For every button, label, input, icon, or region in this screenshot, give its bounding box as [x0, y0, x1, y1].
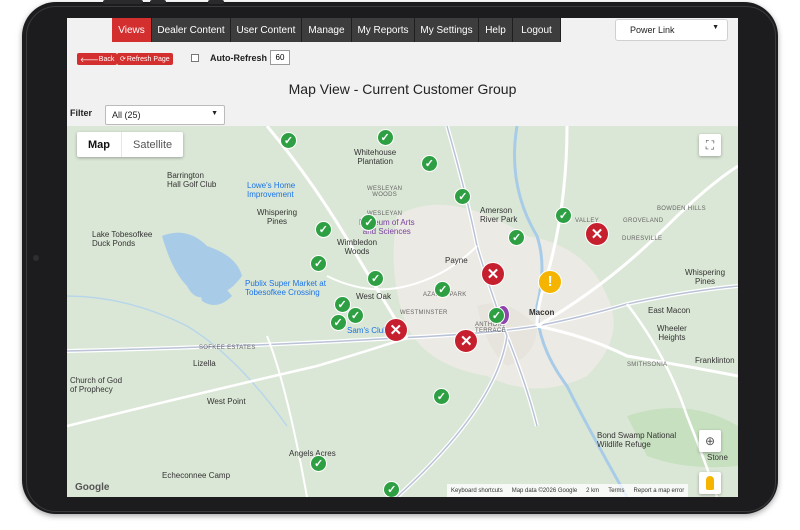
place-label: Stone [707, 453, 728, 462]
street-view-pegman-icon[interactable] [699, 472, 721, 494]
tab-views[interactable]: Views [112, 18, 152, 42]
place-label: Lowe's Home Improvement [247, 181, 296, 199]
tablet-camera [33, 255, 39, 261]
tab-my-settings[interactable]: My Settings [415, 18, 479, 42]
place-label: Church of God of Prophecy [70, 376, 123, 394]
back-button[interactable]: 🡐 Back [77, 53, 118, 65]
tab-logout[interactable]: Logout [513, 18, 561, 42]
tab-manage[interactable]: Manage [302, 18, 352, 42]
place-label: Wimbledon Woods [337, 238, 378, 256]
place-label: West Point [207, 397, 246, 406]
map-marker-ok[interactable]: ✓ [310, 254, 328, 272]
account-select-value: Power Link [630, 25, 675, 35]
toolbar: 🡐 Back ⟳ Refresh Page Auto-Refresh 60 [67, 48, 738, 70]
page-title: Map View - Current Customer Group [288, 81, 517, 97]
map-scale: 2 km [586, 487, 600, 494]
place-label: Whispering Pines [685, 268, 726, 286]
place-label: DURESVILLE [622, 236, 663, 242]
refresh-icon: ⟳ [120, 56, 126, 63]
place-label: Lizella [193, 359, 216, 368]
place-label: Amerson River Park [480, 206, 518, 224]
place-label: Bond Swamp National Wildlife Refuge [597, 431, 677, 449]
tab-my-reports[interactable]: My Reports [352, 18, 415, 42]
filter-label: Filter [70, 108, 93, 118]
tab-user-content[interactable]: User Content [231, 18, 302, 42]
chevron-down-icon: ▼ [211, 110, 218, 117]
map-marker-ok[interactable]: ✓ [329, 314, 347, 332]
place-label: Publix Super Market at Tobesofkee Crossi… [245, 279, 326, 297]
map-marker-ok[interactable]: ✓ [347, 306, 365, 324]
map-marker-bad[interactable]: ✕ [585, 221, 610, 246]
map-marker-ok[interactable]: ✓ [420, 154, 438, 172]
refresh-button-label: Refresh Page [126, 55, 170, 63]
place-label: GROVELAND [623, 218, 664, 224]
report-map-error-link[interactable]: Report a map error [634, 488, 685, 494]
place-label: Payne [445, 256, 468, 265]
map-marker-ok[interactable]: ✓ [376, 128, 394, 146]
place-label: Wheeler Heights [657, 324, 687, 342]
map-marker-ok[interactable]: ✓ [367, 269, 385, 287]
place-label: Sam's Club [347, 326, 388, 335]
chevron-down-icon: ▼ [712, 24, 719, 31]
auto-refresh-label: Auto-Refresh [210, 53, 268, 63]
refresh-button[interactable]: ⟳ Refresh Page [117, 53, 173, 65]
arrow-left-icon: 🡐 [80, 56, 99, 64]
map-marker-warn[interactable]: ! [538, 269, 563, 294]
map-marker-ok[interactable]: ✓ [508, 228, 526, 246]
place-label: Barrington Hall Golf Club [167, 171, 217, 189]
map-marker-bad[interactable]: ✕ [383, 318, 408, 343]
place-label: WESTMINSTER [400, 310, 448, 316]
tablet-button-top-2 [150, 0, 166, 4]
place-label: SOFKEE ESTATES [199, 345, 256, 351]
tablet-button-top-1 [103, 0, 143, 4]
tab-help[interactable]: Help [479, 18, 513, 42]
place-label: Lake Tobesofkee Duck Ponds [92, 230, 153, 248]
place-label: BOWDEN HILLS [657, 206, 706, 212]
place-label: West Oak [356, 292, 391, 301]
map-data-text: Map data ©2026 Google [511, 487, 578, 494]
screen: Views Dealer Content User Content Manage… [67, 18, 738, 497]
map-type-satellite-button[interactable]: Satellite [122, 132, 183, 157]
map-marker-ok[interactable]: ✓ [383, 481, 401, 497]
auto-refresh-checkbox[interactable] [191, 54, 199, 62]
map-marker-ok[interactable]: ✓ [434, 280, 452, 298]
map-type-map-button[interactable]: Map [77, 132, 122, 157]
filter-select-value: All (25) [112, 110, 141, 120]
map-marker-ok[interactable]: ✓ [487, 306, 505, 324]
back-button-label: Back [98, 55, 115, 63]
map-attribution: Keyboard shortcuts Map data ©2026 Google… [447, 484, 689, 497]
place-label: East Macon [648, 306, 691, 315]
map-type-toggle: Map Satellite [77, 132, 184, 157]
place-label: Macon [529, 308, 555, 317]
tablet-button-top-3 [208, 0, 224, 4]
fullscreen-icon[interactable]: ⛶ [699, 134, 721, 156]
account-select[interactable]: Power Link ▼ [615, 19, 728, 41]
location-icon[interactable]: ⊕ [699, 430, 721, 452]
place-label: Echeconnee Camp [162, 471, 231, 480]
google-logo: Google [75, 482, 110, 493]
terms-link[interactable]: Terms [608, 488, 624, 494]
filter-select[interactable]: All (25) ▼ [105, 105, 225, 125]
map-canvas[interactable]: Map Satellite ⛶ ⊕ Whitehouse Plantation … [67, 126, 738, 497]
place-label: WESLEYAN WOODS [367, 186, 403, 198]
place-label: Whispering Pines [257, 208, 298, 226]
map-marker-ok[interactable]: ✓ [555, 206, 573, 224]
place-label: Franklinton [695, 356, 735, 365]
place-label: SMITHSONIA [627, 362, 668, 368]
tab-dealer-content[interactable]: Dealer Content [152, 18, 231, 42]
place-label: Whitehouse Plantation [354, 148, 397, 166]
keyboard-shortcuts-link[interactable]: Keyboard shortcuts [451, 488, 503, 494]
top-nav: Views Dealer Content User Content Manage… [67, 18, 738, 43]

----------

_Required work_:
Render the records from the line with "place-label: Stone [707, 453, 728, 462]" through the line with "place-label: Wimbledon Woods", both included, as a numbered list, and leave out any blank lines.

_The output_:
1. place-label: Stone [707, 453, 728, 462]
2. street-view-pegman-icon[interactable] [699, 472, 721, 494]
3. tab-views[interactable]: Views [112, 18, 152, 42]
4. place-label: Lowe's Home Improvement [247, 181, 296, 199]
5. tablet-camera [33, 255, 39, 261]
6. tab-my-settings[interactable]: My Settings [415, 18, 479, 42]
7. place-label: Church of God of Prophecy [70, 376, 123, 394]
8. back-button[interactable]: 🡐 Back [77, 53, 118, 65]
9. tab-logout[interactable]: Logout [513, 18, 561, 42]
10. tab-manage[interactable]: Manage [302, 18, 352, 42]
11. place-label: Wimbledon Woods [337, 238, 378, 256]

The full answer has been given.